◆ **Instruction**:
Copy out lines with the word "功能设置" from the material that follows.

◆ **Input**:
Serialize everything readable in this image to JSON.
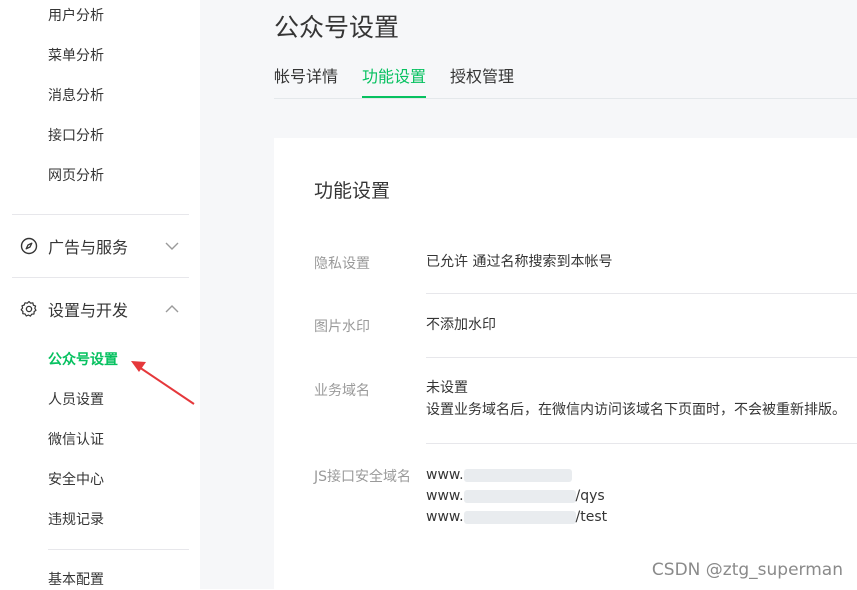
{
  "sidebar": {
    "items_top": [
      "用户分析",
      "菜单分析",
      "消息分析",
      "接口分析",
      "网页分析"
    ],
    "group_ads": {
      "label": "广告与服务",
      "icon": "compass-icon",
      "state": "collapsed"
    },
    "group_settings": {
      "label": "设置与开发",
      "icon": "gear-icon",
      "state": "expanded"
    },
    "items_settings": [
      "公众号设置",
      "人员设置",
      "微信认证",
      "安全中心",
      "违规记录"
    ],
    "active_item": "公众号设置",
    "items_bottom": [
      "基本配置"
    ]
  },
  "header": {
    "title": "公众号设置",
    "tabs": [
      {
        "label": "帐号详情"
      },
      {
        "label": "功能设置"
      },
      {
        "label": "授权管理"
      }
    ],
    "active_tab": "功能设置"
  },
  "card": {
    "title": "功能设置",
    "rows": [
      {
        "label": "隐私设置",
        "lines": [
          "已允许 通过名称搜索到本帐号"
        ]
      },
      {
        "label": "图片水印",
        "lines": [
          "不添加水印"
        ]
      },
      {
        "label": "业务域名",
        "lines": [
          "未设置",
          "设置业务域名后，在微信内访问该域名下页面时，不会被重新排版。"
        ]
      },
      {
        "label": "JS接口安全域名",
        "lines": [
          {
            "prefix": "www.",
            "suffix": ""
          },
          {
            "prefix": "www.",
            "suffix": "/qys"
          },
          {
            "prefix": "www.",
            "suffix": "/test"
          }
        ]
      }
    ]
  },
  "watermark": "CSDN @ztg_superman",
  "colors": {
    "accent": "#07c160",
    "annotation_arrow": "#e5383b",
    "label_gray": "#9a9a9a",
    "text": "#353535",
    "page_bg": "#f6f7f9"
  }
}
==
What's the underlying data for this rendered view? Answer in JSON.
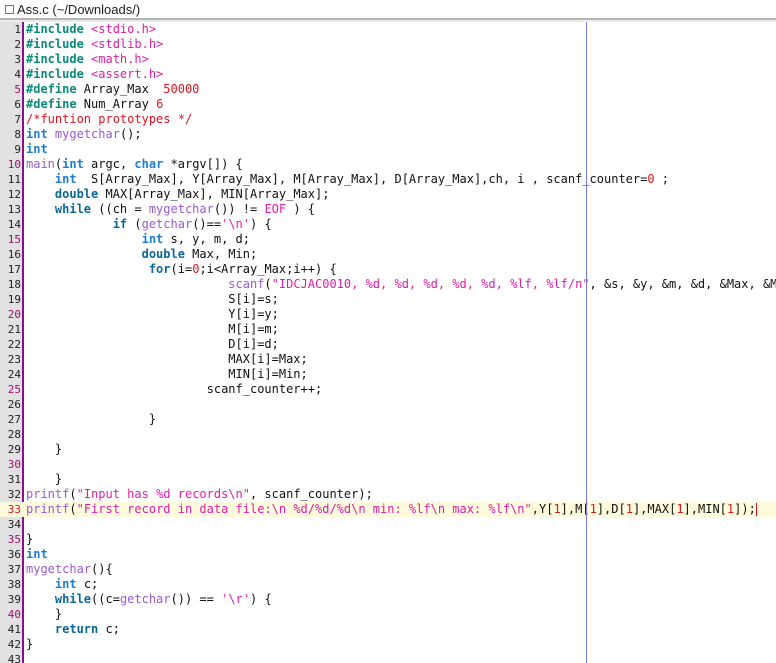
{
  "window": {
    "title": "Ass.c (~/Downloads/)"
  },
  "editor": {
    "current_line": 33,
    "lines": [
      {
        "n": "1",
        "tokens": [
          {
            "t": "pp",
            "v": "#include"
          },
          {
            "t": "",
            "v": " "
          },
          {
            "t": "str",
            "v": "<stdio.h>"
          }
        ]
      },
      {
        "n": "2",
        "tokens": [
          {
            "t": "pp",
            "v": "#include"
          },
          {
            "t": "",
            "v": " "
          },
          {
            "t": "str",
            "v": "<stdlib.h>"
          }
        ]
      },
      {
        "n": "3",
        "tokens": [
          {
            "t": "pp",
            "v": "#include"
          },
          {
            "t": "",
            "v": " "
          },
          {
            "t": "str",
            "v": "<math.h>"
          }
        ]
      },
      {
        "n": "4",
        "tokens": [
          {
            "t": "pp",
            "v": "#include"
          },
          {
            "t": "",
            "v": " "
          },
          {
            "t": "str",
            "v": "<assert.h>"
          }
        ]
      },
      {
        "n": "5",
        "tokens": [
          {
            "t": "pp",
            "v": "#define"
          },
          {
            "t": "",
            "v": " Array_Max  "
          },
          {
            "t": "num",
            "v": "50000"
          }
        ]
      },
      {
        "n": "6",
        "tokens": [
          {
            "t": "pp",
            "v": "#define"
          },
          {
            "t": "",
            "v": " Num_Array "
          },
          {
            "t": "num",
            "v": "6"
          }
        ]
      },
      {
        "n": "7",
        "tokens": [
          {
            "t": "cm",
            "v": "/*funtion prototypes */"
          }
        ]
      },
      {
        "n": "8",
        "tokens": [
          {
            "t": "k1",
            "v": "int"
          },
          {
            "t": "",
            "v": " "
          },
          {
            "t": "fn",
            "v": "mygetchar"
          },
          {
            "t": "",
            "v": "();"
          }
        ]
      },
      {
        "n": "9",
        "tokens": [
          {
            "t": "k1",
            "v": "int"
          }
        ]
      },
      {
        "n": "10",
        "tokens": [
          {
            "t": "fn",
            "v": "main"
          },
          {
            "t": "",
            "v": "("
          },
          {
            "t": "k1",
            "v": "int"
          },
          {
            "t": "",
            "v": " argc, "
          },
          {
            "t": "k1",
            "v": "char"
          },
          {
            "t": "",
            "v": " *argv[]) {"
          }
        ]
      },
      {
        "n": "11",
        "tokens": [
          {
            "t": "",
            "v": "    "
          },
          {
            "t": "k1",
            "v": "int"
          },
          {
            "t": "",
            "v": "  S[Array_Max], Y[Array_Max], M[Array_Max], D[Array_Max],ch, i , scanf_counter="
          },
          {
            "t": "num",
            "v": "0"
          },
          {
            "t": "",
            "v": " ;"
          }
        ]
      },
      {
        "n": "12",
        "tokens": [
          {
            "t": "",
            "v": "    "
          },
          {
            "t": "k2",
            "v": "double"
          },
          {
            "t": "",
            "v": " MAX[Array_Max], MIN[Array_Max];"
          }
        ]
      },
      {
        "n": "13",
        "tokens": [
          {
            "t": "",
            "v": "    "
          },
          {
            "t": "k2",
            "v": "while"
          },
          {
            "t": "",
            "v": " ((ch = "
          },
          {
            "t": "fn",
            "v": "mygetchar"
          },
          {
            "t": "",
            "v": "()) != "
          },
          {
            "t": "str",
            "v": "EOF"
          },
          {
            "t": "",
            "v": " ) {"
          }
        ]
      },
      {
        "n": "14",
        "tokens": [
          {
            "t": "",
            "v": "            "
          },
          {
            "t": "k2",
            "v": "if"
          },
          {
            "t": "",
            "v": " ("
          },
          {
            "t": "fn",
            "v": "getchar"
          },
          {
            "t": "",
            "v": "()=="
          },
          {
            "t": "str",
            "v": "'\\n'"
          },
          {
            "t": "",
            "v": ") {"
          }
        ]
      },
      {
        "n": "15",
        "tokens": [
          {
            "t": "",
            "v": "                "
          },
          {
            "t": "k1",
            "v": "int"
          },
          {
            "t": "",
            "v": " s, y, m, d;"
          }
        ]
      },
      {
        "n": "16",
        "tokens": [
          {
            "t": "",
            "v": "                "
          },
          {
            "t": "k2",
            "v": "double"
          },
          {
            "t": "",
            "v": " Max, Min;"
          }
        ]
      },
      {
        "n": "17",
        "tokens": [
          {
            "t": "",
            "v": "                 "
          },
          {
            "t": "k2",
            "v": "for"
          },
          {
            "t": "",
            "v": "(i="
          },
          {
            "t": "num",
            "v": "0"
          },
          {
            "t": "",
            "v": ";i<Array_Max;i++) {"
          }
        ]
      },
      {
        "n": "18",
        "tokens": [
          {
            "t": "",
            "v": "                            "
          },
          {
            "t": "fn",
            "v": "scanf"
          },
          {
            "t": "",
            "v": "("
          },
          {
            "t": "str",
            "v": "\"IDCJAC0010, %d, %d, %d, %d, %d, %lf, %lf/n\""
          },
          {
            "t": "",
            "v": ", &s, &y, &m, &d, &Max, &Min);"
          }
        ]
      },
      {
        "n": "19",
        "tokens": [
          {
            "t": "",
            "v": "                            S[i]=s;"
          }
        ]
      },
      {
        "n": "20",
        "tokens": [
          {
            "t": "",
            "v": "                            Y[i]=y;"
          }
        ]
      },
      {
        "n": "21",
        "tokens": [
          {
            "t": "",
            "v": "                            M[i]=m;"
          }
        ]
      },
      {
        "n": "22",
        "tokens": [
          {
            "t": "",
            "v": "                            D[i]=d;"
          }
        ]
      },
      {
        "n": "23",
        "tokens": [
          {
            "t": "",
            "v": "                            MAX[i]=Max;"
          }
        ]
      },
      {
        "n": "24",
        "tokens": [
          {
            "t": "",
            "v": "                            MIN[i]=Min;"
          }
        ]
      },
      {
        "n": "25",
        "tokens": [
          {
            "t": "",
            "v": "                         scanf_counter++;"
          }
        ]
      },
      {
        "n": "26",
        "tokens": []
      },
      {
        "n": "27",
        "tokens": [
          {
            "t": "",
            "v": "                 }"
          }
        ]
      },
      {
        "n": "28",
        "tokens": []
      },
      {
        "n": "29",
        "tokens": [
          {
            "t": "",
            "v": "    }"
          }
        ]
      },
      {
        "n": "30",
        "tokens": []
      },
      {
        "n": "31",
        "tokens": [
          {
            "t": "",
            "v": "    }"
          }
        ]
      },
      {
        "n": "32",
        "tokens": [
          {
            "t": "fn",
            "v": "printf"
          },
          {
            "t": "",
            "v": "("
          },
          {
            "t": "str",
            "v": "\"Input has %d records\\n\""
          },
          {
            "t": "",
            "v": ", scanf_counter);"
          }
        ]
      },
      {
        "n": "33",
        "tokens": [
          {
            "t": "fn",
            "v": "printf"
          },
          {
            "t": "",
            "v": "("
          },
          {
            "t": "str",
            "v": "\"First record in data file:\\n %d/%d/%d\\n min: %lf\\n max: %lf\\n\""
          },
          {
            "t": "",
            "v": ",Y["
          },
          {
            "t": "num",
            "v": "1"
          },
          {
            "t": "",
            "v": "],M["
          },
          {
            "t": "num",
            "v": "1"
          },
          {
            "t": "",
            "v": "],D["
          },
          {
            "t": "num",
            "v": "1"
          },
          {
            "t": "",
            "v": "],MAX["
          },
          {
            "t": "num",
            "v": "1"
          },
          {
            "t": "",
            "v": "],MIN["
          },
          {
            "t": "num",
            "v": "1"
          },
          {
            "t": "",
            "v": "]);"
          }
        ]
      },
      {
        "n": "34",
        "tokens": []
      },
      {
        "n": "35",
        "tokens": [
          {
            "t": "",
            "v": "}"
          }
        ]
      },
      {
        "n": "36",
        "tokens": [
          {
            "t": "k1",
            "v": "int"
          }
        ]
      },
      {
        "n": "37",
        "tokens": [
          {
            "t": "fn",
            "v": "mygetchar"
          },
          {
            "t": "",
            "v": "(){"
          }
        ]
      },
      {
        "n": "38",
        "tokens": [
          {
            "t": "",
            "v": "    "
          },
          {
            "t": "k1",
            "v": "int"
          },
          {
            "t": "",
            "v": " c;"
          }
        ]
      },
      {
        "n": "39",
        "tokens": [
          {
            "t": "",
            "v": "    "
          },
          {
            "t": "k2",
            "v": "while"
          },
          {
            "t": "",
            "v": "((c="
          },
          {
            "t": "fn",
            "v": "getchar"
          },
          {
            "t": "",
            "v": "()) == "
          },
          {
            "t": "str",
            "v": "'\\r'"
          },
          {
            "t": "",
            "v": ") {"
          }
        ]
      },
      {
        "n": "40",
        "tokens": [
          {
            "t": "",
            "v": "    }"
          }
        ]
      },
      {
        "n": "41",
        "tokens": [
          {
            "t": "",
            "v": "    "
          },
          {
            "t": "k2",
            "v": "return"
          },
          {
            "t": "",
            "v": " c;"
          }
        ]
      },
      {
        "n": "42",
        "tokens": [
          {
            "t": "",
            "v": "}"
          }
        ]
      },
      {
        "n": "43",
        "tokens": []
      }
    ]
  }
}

◆ **Expected answer**:
        "label": "功能设置"
    "active_tab": "功能设置"
    "title": "功能设置",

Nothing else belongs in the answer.